____ RECORDS

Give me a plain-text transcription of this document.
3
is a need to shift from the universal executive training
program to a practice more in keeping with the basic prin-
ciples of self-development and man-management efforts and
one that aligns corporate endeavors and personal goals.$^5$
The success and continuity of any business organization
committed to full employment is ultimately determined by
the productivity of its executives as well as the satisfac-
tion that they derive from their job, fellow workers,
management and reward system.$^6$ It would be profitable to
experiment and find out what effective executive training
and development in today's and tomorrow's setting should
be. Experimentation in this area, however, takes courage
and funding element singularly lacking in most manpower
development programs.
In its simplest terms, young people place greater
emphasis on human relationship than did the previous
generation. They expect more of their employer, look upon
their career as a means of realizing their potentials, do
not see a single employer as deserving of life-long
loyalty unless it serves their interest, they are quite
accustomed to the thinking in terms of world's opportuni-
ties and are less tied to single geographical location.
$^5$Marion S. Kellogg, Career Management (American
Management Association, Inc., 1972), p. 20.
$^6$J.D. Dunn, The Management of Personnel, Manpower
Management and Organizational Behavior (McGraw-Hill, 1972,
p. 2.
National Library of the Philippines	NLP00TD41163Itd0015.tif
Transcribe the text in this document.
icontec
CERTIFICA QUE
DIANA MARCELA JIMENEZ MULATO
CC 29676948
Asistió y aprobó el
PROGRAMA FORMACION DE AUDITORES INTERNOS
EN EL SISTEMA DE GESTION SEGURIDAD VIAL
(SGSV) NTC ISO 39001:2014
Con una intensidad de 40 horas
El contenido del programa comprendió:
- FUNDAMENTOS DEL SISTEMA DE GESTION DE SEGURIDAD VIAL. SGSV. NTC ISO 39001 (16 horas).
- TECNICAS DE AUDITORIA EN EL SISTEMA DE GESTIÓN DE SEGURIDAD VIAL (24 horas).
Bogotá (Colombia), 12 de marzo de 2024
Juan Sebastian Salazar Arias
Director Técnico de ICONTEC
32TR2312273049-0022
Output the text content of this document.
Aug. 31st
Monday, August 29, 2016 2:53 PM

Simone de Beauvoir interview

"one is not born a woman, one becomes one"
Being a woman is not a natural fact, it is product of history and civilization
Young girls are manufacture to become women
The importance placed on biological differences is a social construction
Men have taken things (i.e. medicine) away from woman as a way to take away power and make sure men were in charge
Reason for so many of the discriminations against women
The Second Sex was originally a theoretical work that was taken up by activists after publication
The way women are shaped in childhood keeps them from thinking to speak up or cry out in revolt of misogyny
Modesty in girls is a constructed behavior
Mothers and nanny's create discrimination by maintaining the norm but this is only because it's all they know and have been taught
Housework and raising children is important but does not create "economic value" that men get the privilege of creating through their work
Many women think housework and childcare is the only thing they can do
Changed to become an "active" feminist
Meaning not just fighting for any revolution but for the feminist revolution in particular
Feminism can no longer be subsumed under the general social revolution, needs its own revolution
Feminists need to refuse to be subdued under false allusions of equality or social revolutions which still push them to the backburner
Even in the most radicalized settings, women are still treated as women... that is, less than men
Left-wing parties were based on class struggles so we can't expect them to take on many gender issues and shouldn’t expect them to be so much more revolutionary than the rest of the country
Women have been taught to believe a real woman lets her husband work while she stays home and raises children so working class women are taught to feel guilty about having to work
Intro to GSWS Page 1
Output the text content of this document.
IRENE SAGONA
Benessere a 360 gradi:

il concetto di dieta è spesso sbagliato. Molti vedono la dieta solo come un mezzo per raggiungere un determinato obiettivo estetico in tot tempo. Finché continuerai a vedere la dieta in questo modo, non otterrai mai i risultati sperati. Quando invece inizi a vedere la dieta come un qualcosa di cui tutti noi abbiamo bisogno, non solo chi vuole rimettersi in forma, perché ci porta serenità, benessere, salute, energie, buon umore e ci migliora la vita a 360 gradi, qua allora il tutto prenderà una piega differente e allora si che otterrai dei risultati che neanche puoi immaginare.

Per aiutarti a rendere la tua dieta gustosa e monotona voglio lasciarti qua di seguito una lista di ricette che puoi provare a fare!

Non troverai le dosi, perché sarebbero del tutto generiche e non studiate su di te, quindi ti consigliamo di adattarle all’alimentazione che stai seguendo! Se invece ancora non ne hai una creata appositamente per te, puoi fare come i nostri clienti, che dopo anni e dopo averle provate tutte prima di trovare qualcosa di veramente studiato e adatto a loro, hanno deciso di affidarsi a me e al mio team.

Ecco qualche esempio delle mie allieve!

________

▸ **WORK TO COMPLETE**: Report how many lines of the preceding records include "children". Output the number only.

▸ **SOLUTION FOR THIS TASK**: 2